*Record list*:
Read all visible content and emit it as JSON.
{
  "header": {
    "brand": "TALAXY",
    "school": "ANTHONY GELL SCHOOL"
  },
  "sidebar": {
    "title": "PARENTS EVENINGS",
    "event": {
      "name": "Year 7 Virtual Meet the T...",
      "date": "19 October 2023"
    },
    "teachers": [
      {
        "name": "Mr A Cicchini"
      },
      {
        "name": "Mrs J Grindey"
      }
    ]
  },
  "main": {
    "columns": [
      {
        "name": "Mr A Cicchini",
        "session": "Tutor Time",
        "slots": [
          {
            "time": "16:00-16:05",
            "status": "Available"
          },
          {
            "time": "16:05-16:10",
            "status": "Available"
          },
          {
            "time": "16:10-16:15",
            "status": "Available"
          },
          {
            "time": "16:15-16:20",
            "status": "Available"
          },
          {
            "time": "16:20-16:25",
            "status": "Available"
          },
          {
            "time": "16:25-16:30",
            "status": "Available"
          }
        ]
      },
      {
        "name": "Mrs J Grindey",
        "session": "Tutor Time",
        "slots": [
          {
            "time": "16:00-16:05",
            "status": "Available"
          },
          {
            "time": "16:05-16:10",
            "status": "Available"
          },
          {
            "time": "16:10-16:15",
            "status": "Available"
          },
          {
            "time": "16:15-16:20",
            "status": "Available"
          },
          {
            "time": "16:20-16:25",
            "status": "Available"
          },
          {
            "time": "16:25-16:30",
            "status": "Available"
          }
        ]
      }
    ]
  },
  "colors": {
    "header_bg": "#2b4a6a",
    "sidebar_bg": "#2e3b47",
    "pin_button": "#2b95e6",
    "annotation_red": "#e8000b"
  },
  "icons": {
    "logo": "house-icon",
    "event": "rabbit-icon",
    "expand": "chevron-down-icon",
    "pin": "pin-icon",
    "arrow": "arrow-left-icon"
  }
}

--

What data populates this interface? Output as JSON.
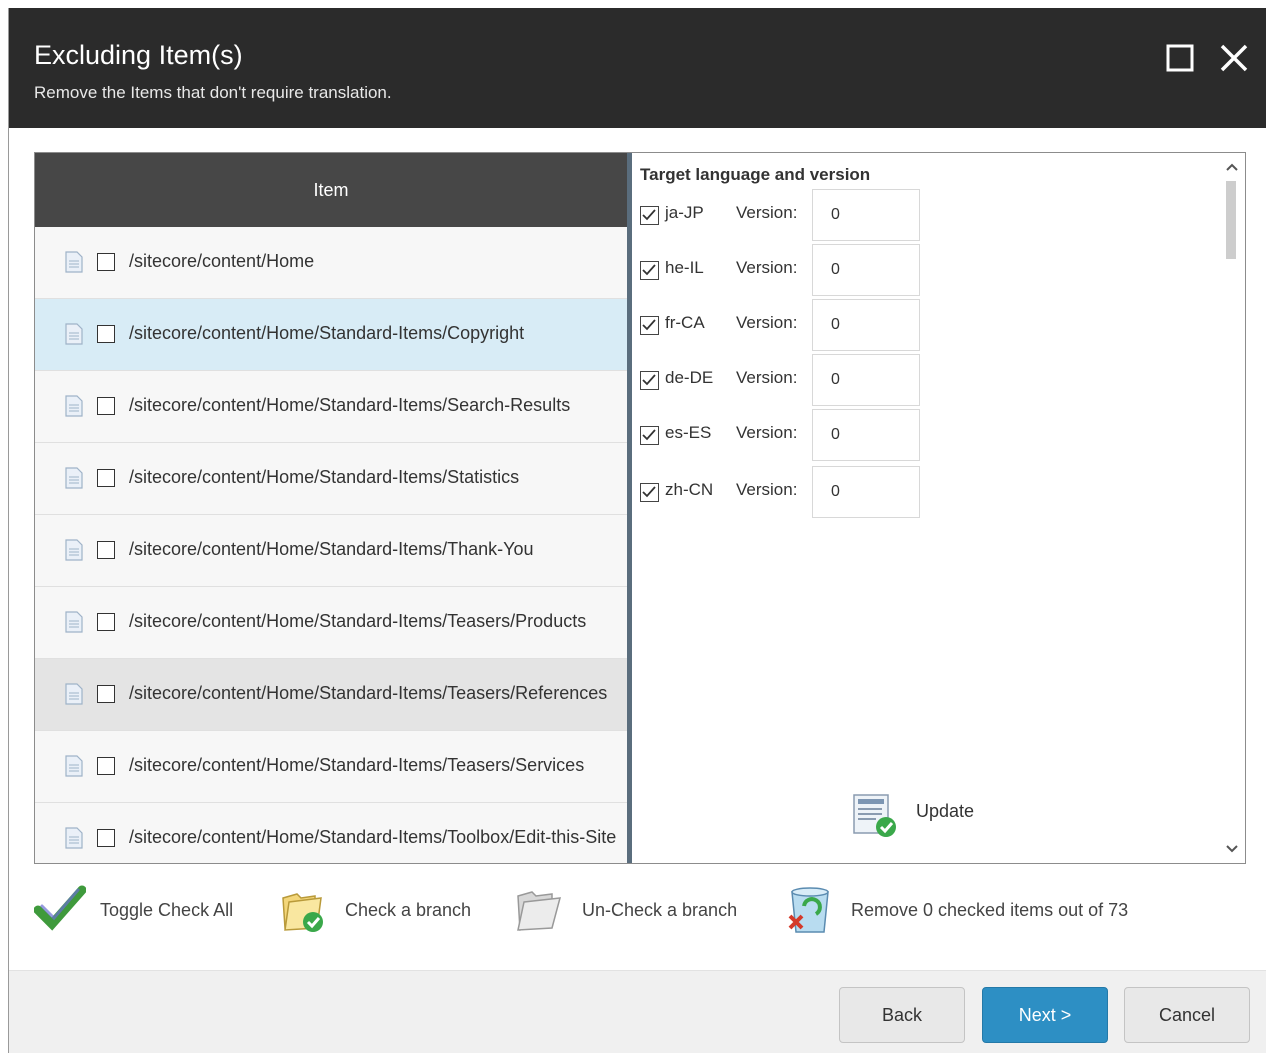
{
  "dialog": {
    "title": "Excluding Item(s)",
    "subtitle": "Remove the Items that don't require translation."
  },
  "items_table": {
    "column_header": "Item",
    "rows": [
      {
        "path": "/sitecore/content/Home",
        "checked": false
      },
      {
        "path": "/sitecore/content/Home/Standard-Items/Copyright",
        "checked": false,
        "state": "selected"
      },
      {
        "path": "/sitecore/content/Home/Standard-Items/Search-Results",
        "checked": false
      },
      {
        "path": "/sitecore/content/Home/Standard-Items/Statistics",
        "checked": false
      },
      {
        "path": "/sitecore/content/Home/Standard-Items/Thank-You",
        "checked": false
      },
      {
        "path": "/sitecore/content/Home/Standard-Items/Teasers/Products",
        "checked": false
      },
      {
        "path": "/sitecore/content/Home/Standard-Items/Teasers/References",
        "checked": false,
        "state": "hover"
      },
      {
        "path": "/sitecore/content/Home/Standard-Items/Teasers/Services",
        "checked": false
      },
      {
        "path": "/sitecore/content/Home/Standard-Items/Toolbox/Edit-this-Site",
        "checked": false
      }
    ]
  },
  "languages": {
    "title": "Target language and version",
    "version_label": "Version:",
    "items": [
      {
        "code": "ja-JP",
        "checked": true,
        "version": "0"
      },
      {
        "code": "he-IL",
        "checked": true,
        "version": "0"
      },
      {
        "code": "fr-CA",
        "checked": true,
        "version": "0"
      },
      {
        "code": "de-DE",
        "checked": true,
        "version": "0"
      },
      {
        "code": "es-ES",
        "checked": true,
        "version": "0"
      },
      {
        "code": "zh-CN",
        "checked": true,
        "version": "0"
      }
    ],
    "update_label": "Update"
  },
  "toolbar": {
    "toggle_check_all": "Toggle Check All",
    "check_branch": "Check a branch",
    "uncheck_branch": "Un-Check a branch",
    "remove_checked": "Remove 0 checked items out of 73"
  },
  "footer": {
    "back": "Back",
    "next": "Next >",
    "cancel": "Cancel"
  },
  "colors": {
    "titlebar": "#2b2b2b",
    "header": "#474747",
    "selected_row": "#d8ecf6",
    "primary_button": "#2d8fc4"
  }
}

*Request*: Pick out the lines containing the word "JSON" and show them.

*Result for this exercise*:
Read all visible content and emit it as JSON.
What data populates this interface? Output as JSON.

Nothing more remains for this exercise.